* _Written problem_:
Say how many lines of the material below contain the word "history", with no other words.

* _Dataset entries_:
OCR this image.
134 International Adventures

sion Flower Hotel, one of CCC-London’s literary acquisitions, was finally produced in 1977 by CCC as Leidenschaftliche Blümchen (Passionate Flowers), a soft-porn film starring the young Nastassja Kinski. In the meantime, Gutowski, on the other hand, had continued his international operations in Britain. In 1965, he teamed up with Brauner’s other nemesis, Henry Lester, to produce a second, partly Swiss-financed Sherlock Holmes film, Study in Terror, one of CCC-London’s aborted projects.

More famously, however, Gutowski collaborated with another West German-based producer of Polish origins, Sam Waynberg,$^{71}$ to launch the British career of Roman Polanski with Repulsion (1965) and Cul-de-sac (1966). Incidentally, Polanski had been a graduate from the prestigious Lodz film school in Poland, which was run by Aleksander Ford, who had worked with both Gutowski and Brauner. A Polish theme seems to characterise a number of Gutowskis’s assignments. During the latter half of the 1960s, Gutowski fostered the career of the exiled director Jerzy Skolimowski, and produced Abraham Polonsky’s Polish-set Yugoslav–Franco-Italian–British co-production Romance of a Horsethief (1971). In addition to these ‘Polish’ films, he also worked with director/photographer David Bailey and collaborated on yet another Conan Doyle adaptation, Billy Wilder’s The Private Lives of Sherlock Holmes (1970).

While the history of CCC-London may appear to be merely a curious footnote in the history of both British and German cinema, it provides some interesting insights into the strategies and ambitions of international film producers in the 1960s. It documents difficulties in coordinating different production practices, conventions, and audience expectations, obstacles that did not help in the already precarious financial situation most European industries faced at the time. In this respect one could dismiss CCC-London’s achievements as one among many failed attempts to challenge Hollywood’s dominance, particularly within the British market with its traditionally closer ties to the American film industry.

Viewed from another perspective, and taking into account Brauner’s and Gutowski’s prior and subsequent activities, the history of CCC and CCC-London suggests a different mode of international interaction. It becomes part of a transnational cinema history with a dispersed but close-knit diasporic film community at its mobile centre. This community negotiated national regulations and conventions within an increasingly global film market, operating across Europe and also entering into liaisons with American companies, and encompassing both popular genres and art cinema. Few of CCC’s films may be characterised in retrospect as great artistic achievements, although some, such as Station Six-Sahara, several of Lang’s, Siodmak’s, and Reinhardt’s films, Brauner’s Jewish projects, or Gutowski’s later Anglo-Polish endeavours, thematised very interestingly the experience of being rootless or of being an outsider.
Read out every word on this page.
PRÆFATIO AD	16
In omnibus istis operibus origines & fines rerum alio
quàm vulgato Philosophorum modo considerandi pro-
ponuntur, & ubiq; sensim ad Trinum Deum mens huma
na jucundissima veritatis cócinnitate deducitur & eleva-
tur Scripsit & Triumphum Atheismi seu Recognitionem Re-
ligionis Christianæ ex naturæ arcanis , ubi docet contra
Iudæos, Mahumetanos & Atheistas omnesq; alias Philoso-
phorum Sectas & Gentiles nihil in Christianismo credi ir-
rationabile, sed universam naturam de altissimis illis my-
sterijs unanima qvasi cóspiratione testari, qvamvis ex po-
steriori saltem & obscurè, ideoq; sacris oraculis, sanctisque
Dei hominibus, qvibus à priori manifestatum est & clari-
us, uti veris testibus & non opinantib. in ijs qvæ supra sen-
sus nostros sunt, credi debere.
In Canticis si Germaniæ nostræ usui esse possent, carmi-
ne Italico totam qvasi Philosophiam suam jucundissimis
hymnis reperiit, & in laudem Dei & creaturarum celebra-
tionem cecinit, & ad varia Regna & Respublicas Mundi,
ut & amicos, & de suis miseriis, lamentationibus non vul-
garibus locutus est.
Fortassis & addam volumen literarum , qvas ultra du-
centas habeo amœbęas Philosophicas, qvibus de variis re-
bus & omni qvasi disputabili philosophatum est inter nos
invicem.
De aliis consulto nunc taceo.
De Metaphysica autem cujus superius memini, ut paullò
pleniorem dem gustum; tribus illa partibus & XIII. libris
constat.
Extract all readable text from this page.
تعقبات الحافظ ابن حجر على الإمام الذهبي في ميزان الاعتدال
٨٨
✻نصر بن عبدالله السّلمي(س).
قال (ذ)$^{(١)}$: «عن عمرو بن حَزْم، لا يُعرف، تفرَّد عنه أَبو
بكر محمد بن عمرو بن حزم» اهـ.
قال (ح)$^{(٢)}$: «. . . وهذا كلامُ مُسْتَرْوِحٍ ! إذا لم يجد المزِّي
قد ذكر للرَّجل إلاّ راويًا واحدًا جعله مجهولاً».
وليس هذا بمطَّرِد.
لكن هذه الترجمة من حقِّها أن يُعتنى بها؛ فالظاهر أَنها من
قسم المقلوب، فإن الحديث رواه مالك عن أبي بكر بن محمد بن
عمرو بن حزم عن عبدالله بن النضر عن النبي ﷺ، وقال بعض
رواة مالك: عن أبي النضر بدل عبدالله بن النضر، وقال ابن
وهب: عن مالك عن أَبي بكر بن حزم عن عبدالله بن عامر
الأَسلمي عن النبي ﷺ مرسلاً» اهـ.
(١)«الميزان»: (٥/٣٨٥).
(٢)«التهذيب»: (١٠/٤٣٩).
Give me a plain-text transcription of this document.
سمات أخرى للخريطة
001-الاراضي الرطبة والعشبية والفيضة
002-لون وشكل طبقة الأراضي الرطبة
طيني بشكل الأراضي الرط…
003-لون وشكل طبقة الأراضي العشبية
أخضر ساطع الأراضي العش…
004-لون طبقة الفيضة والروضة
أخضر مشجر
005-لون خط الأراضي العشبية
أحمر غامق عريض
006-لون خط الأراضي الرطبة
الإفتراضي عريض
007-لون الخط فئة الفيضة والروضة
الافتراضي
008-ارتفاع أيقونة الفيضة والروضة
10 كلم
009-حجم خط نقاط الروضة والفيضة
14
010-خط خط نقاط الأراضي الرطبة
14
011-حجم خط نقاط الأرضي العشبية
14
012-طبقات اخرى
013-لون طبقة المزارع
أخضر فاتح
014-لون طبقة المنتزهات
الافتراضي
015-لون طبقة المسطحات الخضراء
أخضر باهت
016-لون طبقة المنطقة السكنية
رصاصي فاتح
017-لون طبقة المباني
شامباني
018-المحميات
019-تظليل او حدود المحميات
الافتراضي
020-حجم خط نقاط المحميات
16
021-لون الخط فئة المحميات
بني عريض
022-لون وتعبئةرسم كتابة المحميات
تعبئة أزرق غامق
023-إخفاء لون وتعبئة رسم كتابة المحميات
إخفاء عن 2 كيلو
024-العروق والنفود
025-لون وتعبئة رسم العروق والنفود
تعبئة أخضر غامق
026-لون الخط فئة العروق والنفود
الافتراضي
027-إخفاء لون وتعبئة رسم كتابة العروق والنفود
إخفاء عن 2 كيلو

* _Written response_:
2